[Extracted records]
________________________
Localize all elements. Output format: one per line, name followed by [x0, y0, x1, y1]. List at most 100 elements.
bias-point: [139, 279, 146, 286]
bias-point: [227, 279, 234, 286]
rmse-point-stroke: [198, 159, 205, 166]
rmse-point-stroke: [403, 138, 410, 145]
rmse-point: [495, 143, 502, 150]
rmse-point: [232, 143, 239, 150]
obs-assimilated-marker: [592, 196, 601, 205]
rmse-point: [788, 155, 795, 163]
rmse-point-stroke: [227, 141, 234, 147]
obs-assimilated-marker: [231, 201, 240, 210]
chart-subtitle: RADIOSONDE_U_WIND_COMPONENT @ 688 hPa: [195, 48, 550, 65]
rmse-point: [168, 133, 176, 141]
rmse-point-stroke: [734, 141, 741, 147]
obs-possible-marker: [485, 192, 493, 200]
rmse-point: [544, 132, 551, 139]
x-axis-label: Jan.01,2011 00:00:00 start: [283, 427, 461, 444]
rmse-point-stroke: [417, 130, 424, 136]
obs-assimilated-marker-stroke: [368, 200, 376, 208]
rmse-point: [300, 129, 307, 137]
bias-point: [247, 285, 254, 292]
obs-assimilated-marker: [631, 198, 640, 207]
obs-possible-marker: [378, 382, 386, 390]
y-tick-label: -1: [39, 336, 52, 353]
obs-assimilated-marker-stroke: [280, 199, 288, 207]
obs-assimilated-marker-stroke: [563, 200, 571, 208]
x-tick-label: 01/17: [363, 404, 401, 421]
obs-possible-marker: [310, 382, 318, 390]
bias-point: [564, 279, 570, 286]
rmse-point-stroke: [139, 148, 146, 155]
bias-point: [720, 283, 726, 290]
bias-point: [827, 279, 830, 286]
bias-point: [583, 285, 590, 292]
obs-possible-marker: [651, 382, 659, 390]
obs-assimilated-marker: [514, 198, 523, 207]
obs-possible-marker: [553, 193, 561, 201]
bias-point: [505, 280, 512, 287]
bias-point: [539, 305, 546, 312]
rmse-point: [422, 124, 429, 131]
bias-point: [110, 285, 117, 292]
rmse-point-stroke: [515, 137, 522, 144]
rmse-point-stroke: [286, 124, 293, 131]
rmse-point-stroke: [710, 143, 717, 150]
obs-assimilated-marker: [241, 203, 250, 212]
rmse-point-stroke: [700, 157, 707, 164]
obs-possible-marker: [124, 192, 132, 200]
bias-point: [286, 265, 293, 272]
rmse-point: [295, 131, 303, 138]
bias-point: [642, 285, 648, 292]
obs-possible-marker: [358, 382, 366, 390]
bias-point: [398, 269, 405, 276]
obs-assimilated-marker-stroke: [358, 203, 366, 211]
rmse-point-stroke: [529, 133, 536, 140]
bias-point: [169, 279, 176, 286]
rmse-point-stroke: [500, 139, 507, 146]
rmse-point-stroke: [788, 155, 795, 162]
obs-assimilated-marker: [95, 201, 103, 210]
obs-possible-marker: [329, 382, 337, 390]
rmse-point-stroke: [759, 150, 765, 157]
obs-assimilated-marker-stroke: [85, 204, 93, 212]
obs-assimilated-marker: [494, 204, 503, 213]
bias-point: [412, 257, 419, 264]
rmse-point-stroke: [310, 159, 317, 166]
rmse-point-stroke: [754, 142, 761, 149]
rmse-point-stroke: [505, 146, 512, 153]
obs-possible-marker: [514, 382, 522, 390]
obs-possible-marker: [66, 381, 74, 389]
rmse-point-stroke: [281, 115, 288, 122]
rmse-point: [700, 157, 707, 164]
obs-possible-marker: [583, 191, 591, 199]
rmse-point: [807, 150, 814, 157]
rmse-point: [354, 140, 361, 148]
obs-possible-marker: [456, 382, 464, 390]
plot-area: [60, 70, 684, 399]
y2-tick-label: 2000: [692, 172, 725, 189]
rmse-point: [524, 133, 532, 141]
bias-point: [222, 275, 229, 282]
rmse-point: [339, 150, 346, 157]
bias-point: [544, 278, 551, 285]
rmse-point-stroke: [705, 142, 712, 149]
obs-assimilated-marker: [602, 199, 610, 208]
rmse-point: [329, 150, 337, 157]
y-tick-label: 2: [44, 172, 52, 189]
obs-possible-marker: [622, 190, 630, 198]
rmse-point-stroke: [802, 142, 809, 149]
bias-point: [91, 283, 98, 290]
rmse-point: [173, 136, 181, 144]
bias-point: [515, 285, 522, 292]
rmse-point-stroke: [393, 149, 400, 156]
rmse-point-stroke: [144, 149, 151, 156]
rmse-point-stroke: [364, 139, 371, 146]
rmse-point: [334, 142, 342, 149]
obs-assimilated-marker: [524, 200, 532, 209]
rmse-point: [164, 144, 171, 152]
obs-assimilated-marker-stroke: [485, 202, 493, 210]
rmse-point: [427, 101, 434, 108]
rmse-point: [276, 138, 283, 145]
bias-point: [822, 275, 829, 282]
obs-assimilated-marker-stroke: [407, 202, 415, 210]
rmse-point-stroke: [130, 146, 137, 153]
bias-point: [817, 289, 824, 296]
________________________
Edit the records above so that every "bias-point" becomes "bias-marker". Leave every other part of them unchanged.

Localize all elements. Output format: one per line, name followed by [x0, y0, x1, y1]. List at most 100 elements.
bias-marker: [139, 279, 146, 286]
bias-marker: [227, 279, 234, 286]
rmse-point-stroke: [198, 159, 205, 166]
rmse-point-stroke: [403, 138, 410, 145]
rmse-point: [495, 143, 502, 150]
rmse-point: [232, 143, 239, 150]
obs-assimilated-marker: [592, 196, 601, 205]
rmse-point: [788, 155, 795, 163]
rmse-point-stroke: [227, 141, 234, 147]
obs-assimilated-marker: [231, 201, 240, 210]
chart-subtitle: RADIOSONDE_U_WIND_COMPONENT @ 688 hPa: [195, 48, 550, 65]
rmse-point: [168, 133, 176, 141]
rmse-point-stroke: [734, 141, 741, 147]
obs-possible-marker: [485, 192, 493, 200]
rmse-point: [544, 132, 551, 139]
x-axis-label: Jan.01,2011 00:00:00 start: [283, 427, 461, 444]
rmse-point-stroke: [417, 130, 424, 136]
obs-assimilated-marker-stroke: [368, 200, 376, 208]
rmse-point: [300, 129, 307, 137]
bias-marker: [247, 285, 254, 292]
obs-assimilated-marker: [631, 198, 640, 207]
obs-possible-marker: [378, 382, 386, 390]
y-tick-label: -1: [39, 336, 52, 353]
obs-assimilated-marker-stroke: [280, 199, 288, 207]
obs-assimilated-marker-stroke: [563, 200, 571, 208]
x-tick-label: 01/17: [363, 404, 401, 421]
obs-possible-marker: [310, 382, 318, 390]
bias-marker: [564, 279, 570, 286]
rmse-point-stroke: [139, 148, 146, 155]
bias-marker: [720, 283, 726, 290]
bias-marker: [827, 279, 830, 286]
bias-marker: [583, 285, 590, 292]
obs-possible-marker: [651, 382, 659, 390]
obs-assimilated-marker: [514, 198, 523, 207]
obs-possible-marker: [553, 193, 561, 201]
bias-marker: [505, 280, 512, 287]
bias-marker: [539, 305, 546, 312]
rmse-point: [422, 124, 429, 131]
bias-marker: [110, 285, 117, 292]
rmse-point-stroke: [515, 137, 522, 144]
rmse-point-stroke: [286, 124, 293, 131]
rmse-point-stroke: [710, 143, 717, 150]
obs-assimilated-marker: [241, 203, 250, 212]
rmse-point-stroke: [700, 157, 707, 164]
obs-possible-marker: [124, 192, 132, 200]
bias-marker: [286, 265, 293, 272]
rmse-point: [295, 131, 303, 138]
bias-marker: [642, 285, 648, 292]
obs-possible-marker: [358, 382, 366, 390]
bias-marker: [398, 269, 405, 276]
obs-assimilated-marker-stroke: [358, 203, 366, 211]
rmse-point-stroke: [529, 133, 536, 140]
bias-marker: [169, 279, 176, 286]
rmse-point-stroke: [500, 139, 507, 146]
rmse-point-stroke: [788, 155, 795, 162]
obs-assimilated-marker: [95, 201, 103, 210]
obs-possible-marker: [329, 382, 337, 390]
rmse-point-stroke: [759, 150, 765, 157]
obs-assimilated-marker-stroke: [85, 204, 93, 212]
obs-assimilated-marker: [494, 204, 503, 213]
bias-marker: [412, 257, 419, 264]
rmse-point-stroke: [310, 159, 317, 166]
rmse-point-stroke: [754, 142, 761, 149]
rmse-point-stroke: [505, 146, 512, 153]
obs-possible-marker: [514, 382, 522, 390]
obs-possible-marker: [66, 381, 74, 389]
rmse-point-stroke: [281, 115, 288, 122]
rmse-point: [700, 157, 707, 164]
obs-possible-marker: [583, 191, 591, 199]
rmse-point: [807, 150, 814, 157]
rmse-point: [354, 140, 361, 148]
obs-possible-marker: [456, 382, 464, 390]
plot-area: [60, 70, 684, 399]
y2-tick-label: 2000: [692, 172, 725, 189]
rmse-point: [524, 133, 532, 141]
bias-marker: [222, 275, 229, 282]
rmse-point: [339, 150, 346, 157]
bias-marker: [544, 278, 551, 285]
rmse-point-stroke: [705, 142, 712, 149]
obs-assimilated-marker: [602, 199, 610, 208]
rmse-point: [329, 150, 337, 157]
y-tick-label: 2: [44, 172, 52, 189]
obs-possible-marker: [622, 190, 630, 198]
rmse-point-stroke: [802, 142, 809, 149]
bias-marker: [91, 283, 98, 290]
rmse-point: [173, 136, 181, 144]
bias-marker: [515, 285, 522, 292]
rmse-point-stroke: [393, 149, 400, 156]
rmse-point-stroke: [144, 149, 151, 156]
rmse-point-stroke: [364, 139, 371, 146]
rmse-point: [334, 142, 342, 149]
obs-assimilated-marker: [524, 200, 532, 209]
rmse-point: [164, 144, 171, 152]
obs-assimilated-marker-stroke: [485, 202, 493, 210]
rmse-point: [427, 101, 434, 108]
rmse-point: [276, 138, 283, 145]
bias-marker: [822, 275, 829, 282]
obs-assimilated-marker-stroke: [407, 202, 415, 210]
rmse-point-stroke: [130, 146, 137, 153]
bias-marker: [817, 289, 824, 296]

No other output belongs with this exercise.